(Part of a data file)
※ ※ ※
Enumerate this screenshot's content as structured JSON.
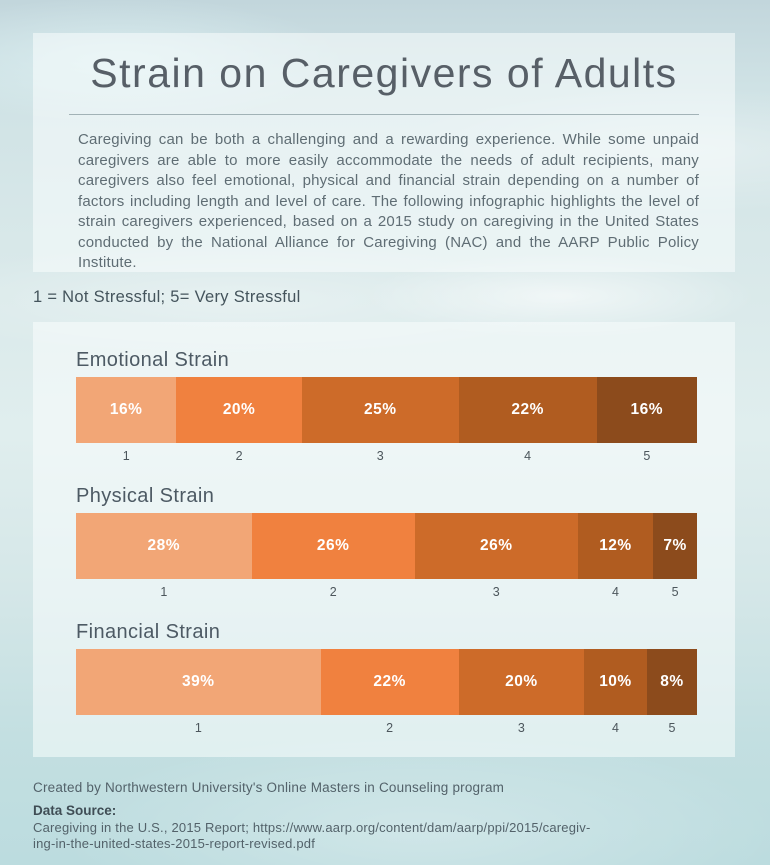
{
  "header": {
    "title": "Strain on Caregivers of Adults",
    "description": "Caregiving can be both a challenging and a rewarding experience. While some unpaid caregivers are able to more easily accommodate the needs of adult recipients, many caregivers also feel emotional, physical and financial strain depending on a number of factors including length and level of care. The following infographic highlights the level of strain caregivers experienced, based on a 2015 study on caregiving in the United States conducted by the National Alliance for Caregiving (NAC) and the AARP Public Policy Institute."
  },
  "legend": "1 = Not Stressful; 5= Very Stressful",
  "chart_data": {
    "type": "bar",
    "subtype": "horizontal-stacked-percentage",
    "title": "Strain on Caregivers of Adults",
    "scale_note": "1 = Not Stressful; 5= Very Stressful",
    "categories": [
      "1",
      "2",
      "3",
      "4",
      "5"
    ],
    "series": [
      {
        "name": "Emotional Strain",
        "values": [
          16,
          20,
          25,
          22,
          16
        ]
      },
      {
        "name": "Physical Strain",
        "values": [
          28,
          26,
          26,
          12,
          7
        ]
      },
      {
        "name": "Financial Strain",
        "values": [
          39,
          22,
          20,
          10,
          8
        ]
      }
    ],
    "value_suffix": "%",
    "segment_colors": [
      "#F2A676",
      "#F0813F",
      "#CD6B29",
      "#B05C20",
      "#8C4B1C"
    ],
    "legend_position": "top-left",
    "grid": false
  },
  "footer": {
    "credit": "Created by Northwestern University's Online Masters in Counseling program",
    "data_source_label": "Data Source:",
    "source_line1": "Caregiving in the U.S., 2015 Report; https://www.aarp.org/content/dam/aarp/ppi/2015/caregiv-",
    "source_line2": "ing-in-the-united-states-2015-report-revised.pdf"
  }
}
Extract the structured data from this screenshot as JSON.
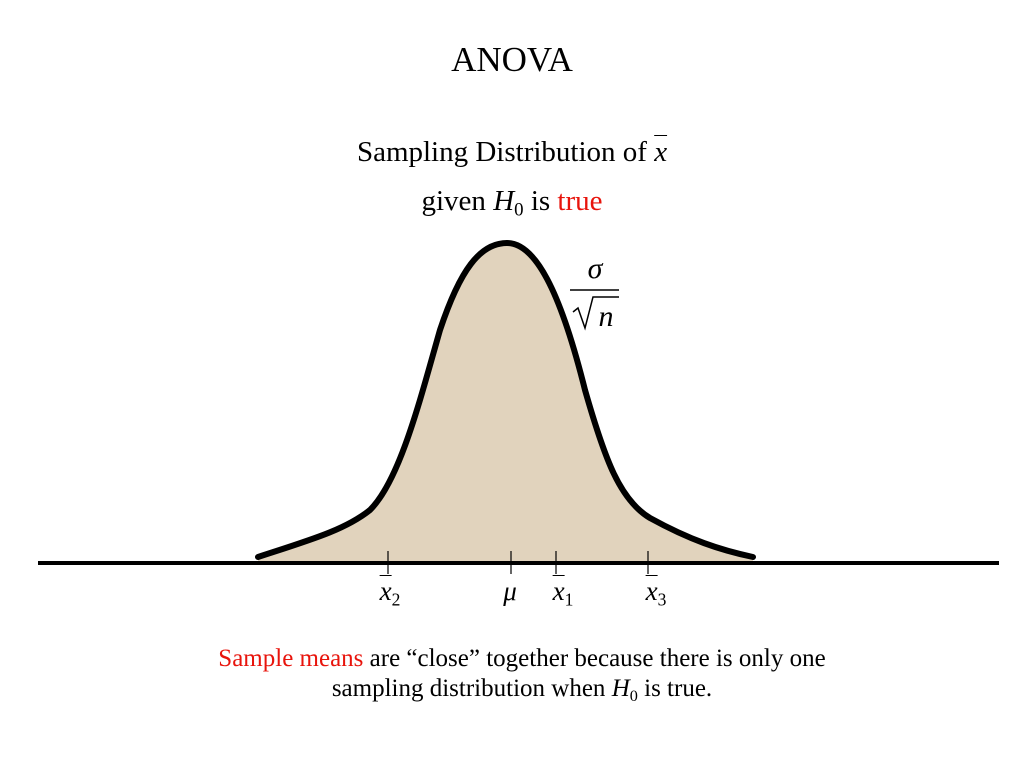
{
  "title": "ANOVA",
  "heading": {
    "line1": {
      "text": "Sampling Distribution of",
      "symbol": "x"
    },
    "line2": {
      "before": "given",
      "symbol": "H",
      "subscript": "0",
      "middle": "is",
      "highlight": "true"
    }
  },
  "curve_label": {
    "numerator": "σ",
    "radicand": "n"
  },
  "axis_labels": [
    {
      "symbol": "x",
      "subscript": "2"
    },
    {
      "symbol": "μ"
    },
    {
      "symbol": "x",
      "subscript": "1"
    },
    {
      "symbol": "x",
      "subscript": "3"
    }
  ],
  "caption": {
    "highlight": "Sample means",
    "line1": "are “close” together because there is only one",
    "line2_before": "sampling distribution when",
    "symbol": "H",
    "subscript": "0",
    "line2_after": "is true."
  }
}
※ ※ ※
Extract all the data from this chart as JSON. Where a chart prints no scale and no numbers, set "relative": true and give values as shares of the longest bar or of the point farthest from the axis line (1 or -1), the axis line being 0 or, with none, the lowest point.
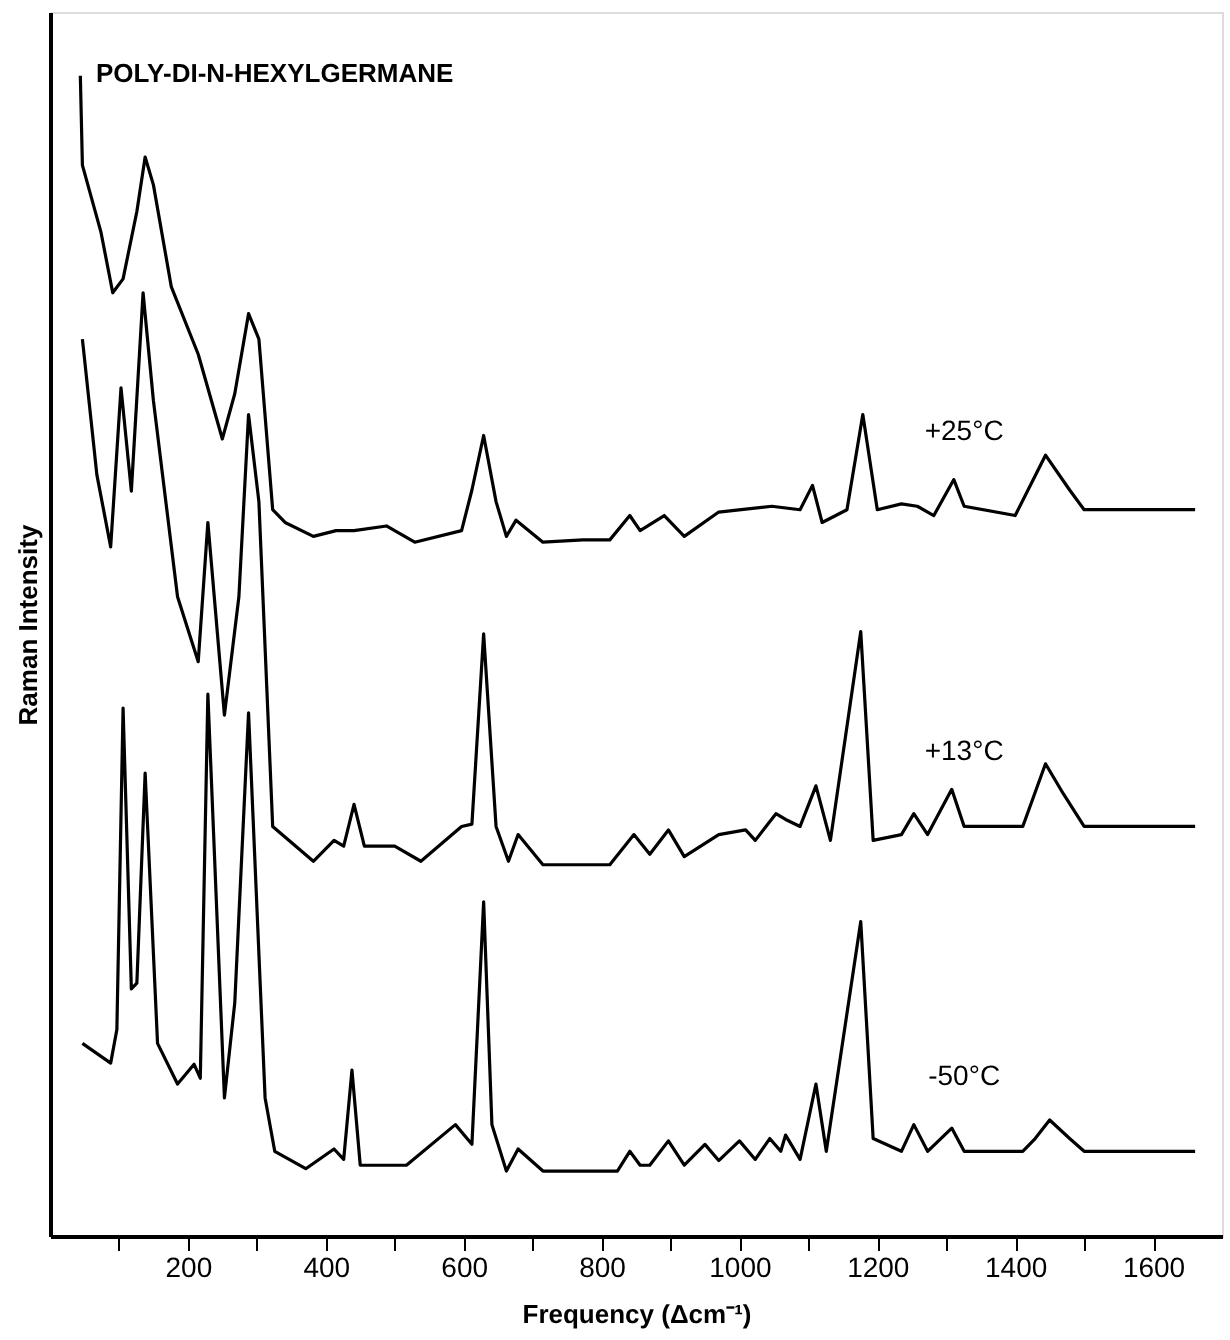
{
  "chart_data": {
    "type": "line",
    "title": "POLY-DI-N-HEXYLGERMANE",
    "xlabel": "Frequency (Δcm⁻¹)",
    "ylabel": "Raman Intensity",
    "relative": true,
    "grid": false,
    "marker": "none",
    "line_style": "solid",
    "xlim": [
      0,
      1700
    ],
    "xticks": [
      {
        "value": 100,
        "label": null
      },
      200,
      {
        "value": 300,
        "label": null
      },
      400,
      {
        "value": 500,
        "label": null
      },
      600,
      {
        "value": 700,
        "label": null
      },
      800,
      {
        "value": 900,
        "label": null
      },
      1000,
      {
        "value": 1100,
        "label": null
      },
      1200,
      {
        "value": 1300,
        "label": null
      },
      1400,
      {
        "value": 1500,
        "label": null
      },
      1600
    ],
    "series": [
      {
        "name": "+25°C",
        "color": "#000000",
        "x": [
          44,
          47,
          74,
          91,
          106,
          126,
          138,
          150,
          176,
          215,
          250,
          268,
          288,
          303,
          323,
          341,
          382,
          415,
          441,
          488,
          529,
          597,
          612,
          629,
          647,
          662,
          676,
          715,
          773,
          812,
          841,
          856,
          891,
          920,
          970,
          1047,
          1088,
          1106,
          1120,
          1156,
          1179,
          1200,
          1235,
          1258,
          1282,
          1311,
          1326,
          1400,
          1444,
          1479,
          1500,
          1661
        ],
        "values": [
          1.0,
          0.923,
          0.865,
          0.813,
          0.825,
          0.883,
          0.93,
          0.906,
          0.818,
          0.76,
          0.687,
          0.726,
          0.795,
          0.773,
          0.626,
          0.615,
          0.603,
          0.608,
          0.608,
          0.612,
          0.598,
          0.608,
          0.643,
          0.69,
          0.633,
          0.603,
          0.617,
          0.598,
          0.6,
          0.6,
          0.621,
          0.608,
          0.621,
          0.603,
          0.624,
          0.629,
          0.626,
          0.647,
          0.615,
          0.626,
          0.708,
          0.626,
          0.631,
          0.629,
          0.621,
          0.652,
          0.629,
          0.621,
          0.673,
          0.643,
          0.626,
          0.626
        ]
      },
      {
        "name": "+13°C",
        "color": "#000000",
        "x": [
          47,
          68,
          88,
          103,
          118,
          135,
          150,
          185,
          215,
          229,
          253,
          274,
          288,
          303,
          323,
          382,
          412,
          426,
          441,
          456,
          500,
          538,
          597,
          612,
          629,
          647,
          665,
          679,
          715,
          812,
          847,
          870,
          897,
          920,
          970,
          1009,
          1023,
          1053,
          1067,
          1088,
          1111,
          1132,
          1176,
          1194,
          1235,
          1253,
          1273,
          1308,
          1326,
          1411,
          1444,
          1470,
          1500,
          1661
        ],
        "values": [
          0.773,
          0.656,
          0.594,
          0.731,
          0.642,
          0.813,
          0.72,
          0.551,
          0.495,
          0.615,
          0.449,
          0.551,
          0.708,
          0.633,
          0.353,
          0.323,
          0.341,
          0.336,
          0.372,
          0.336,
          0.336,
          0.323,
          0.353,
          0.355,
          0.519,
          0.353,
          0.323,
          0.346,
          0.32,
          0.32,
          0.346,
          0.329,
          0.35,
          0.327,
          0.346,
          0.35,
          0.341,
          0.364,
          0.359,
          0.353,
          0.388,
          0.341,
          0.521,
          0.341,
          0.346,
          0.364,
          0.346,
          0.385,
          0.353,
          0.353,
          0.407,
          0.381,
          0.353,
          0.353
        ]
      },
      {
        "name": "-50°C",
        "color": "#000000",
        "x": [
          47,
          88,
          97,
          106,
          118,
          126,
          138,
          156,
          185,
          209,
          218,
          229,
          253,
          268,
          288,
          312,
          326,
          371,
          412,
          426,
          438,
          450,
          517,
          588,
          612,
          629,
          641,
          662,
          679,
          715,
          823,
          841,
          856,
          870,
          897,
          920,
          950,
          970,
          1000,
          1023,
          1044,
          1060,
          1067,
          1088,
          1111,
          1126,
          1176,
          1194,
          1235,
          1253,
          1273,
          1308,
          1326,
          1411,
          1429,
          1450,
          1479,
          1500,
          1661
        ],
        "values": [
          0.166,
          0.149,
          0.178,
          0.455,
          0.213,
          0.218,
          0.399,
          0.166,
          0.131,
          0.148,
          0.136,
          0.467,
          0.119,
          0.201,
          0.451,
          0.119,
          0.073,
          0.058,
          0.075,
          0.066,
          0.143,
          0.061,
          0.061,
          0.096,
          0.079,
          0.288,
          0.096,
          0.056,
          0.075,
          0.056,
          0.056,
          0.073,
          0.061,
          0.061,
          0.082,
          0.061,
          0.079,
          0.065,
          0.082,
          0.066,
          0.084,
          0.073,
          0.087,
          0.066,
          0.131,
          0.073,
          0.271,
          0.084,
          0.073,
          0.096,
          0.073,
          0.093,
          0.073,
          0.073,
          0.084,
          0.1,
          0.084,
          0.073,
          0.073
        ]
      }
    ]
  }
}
※ ※ ※
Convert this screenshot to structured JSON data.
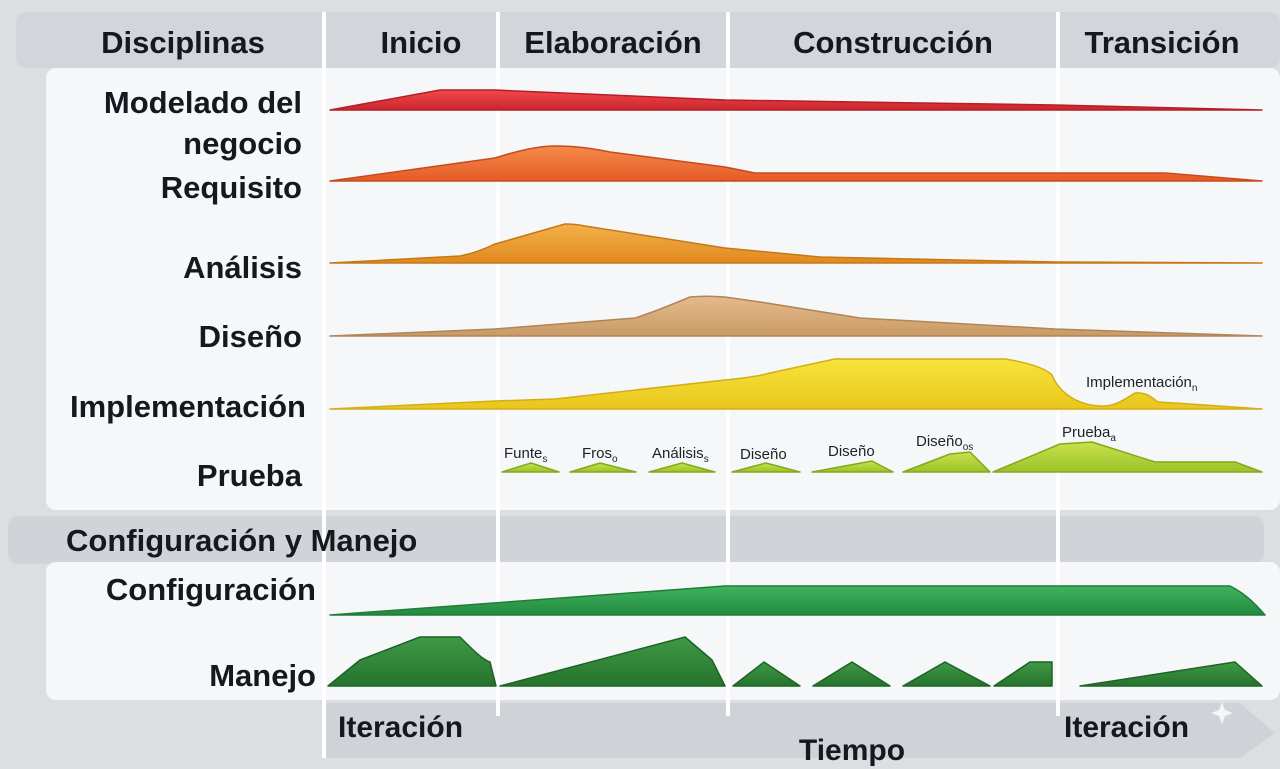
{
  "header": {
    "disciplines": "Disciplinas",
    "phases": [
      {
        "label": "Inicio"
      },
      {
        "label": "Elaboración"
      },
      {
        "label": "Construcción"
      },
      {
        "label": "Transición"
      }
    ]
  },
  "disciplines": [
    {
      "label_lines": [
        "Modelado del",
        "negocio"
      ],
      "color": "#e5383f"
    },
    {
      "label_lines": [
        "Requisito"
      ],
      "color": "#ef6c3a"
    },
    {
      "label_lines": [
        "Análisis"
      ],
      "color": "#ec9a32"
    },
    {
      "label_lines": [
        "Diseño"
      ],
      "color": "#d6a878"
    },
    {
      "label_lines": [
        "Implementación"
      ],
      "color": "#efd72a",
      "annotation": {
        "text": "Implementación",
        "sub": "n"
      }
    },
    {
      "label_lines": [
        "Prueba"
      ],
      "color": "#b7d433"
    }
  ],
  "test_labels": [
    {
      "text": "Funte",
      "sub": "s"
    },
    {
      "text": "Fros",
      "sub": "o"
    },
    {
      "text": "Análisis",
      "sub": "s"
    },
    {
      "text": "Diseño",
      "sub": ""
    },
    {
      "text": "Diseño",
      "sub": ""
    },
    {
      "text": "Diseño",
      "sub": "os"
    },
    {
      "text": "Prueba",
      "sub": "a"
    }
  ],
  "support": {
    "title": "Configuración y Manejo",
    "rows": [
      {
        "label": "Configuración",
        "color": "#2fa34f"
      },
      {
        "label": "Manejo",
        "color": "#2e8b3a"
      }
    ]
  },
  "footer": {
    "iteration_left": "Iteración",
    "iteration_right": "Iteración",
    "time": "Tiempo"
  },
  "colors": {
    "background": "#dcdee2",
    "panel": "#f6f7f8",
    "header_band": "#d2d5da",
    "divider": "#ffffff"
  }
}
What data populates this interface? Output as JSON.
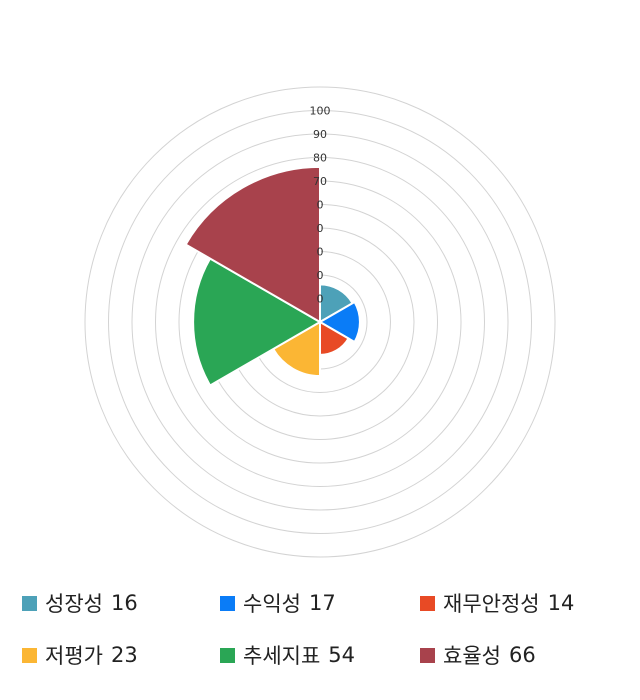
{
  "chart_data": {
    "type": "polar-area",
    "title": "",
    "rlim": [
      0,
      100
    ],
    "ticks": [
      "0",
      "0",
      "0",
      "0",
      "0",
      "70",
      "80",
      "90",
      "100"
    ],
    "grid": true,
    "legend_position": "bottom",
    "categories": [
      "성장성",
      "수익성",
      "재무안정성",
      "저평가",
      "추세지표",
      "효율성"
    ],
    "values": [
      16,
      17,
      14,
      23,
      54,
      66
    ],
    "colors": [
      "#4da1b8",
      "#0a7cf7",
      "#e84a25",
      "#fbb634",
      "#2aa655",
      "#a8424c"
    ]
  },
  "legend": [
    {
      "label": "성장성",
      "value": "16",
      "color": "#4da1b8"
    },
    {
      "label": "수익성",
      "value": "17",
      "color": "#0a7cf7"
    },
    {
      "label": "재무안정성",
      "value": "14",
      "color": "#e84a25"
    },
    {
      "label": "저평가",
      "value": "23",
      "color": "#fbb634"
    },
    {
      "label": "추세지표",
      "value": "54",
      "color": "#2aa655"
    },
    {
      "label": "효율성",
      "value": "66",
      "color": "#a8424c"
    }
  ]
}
※ ※ ※
### To do
Look through the lines above and collect those with the word "true".

### Exercise solution
      "highlight": "true"
    "line2_after": "is true."
Extract all the data from this chart as JSON. Where a chart prints no scale and no numbers, set "relative": true and give values as shares of the longest bar or of the point farthest from the axis line (1 or -1), the axis line being 0 or, with none, the lowest point.
    "relative": true,
    "grid": true,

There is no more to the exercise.